*Exercise:*
Of all the lines in the records, how many hold the word "consumption"? Answer with the number only.

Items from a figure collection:
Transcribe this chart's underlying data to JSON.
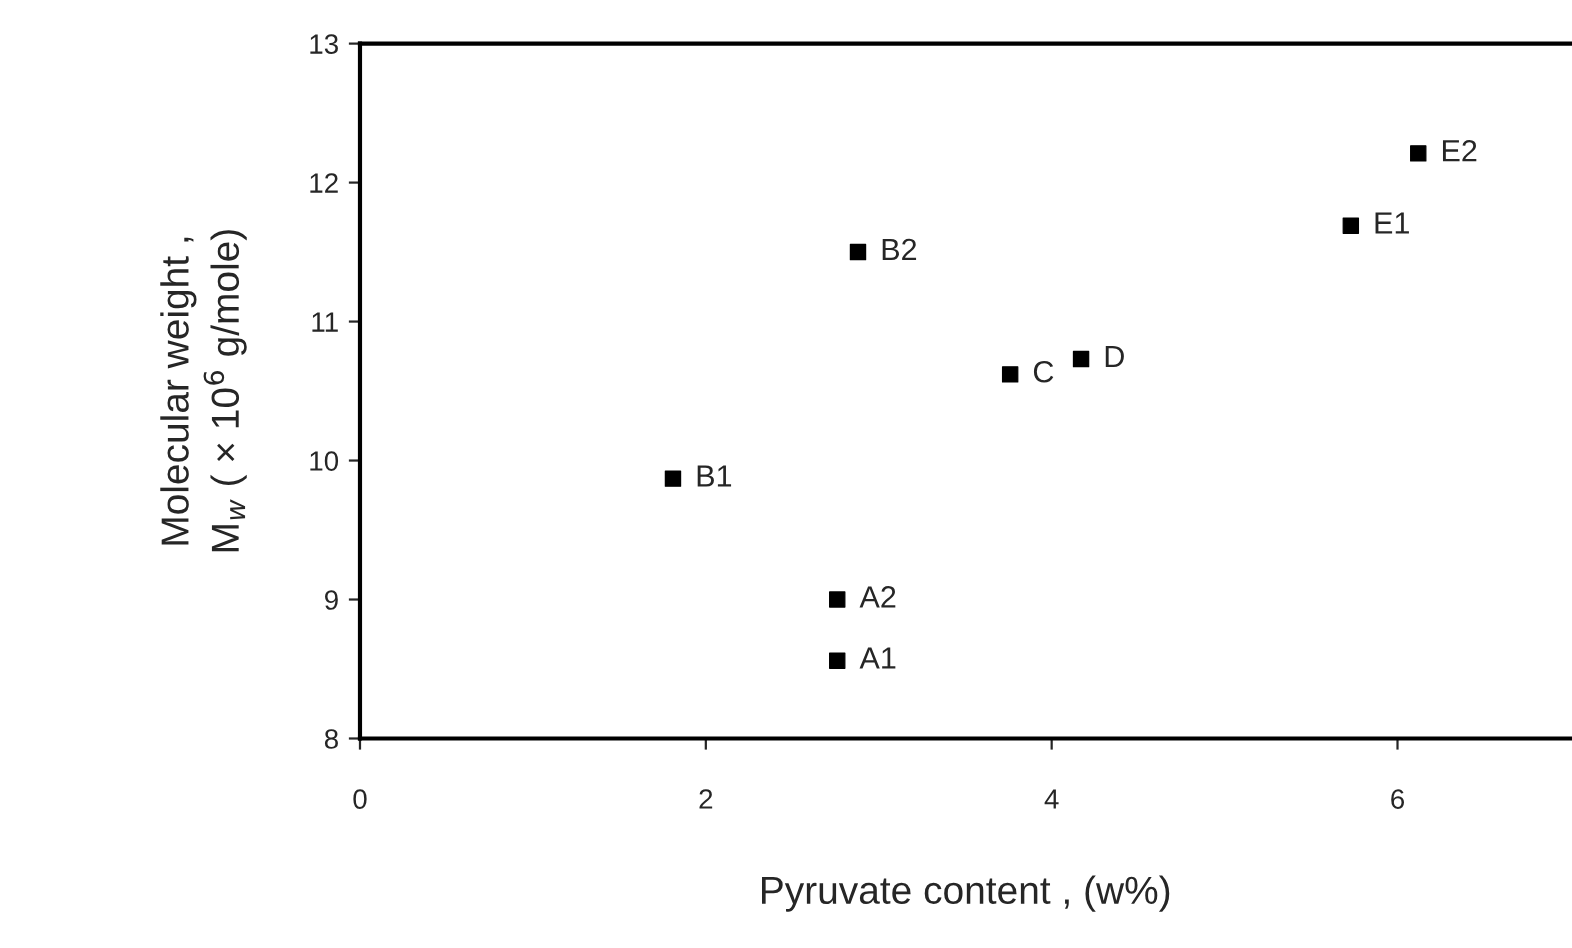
{
  "chart_data": {
    "type": "scatter",
    "xlabel": "Pyruvate content , (w%)",
    "ylabel": "Molecular weight ,\nM$_{w}$ ( × 10$^{6}$ g/mole)",
    "x": [
      1.81,
      2.88,
      2.76,
      2.76,
      3.76,
      4.17,
      5.73,
      6.12
    ],
    "series": [
      {
        "color": "#000000",
        "values": [
          9.87,
          11.5,
          9.0,
          8.56,
          10.62,
          10.73,
          11.69,
          12.21
        ]
      }
    ],
    "marker": "square",
    "grid": false,
    "legend": false,
    "xlim": [
      0,
      7
    ],
    "xticks": [
      0,
      2,
      4,
      6
    ],
    "ylim": [
      8,
      13
    ],
    "yticks": [
      8,
      9,
      10,
      11,
      12,
      13
    ],
    "annotations": [
      {
        "text": "B1",
        "x": 1.81,
        "y": 9.87
      },
      {
        "text": "B2",
        "x": 2.88,
        "y": 11.5
      },
      {
        "text": "A2",
        "x": 2.76,
        "y": 9.0
      },
      {
        "text": "A1",
        "x": 2.76,
        "y": 8.56
      },
      {
        "text": "C",
        "x": 3.76,
        "y": 10.62
      },
      {
        "text": "D",
        "x": 4.17,
        "y": 10.73
      },
      {
        "text": "E1",
        "x": 5.73,
        "y": 11.69
      },
      {
        "text": "E2",
        "x": 6.12,
        "y": 12.21
      }
    ]
  }
}
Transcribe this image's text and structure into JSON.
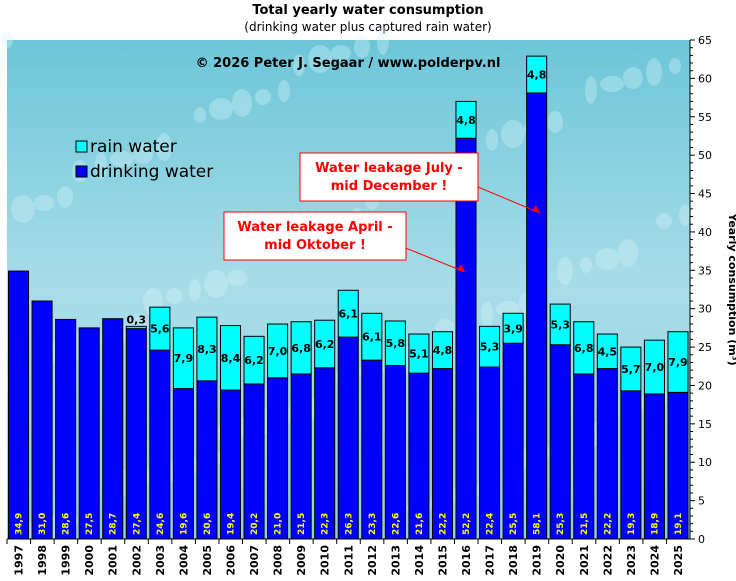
{
  "chart_data": {
    "type": "bar",
    "stacked": true,
    "title": "Total yearly water consumption",
    "subtitle": "(drinking  water plus  captured rain  water)",
    "copyright": "© 2026  Peter  J.  Segaar  /  www.polderpv.nl",
    "ylabel": "Yearly consumption (m³)",
    "ylim": [
      0,
      65
    ],
    "yticks": [
      0,
      5,
      10,
      15,
      20,
      25,
      30,
      35,
      40,
      45,
      50,
      55,
      60,
      65
    ],
    "y_axis_side": "right",
    "legend_position": "top-left",
    "categories": [
      "1997",
      "1998",
      "1999",
      "2000",
      "2001",
      "2002",
      "2003",
      "2004",
      "2005",
      "2006",
      "2007",
      "2008",
      "2009",
      "2010",
      "2011",
      "2012",
      "2013",
      "2014",
      "2015",
      "2016",
      "2017",
      "2018",
      "2019",
      "2020",
      "2021",
      "2022",
      "2023",
      "2024",
      "2025"
    ],
    "series": [
      {
        "name": "drinking water",
        "color": "#0000ff",
        "values": [
          34.9,
          31.0,
          28.6,
          27.5,
          28.7,
          27.4,
          24.6,
          19.6,
          20.6,
          19.4,
          20.2,
          21.0,
          21.5,
          22.3,
          26.3,
          23.3,
          22.6,
          21.6,
          22.2,
          52.2,
          22.4,
          25.5,
          58.1,
          25.3,
          21.5,
          22.2,
          19.3,
          18.9,
          19.1
        ]
      },
      {
        "name": "rain water",
        "color": "#00ffff",
        "values": [
          0,
          0,
          0,
          0,
          0,
          0.3,
          5.6,
          7.9,
          8.3,
          8.4,
          6.2,
          7.0,
          6.8,
          6.2,
          6.1,
          6.1,
          5.8,
          5.1,
          4.8,
          4.8,
          5.3,
          3.9,
          4.8,
          5.3,
          6.8,
          4.5,
          5.7,
          7.0,
          7.9
        ]
      }
    ],
    "annotations": [
      {
        "text": [
          "Water leakage April -",
          "mid Oktober !"
        ],
        "points_to": "2016"
      },
      {
        "text": [
          "Water leakage July -",
          "mid December !"
        ],
        "points_to": "2019"
      }
    ]
  }
}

*Exercise output:*
2